Your task:
Pull out each line of the items below that contains the string "arrow", and copy those lines unchanged.

Extracted data:
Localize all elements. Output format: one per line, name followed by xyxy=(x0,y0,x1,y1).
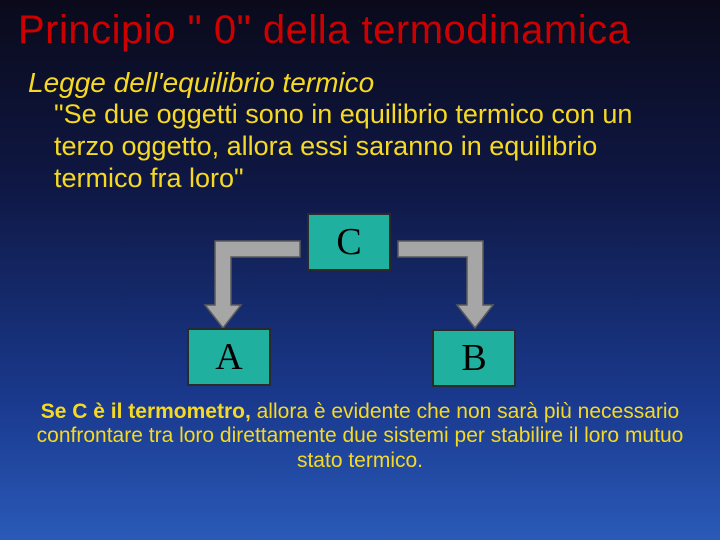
diagram-node-a: A xyxy=(187,328,271,386)
node-label: C xyxy=(336,220,361,264)
node-label: B xyxy=(461,336,486,380)
equilibrium-diagram: C A B xyxy=(0,205,720,400)
slide-footer-text: Se C è il termometro, allora è evidente … xyxy=(0,400,720,474)
diagram-node-c: C xyxy=(307,213,391,271)
node-label: A xyxy=(215,335,242,379)
slide-body-text: "Se due oggetti sono in equilibrio termi… xyxy=(0,99,720,195)
slide-title: Principio " 0" della termodinamica xyxy=(0,0,720,57)
arrow-c-to-b xyxy=(388,233,503,333)
slide-subtitle: Legge dell'equilibrio termico xyxy=(0,57,720,99)
arrow-c-to-a xyxy=(195,233,310,333)
footer-bold-lead: Se C è il termometro, xyxy=(41,400,251,423)
diagram-node-b: B xyxy=(432,329,516,387)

Complete response:
arrow-c-to-b xyxy=(388,233,503,333)
arrow-c-to-a xyxy=(195,233,310,333)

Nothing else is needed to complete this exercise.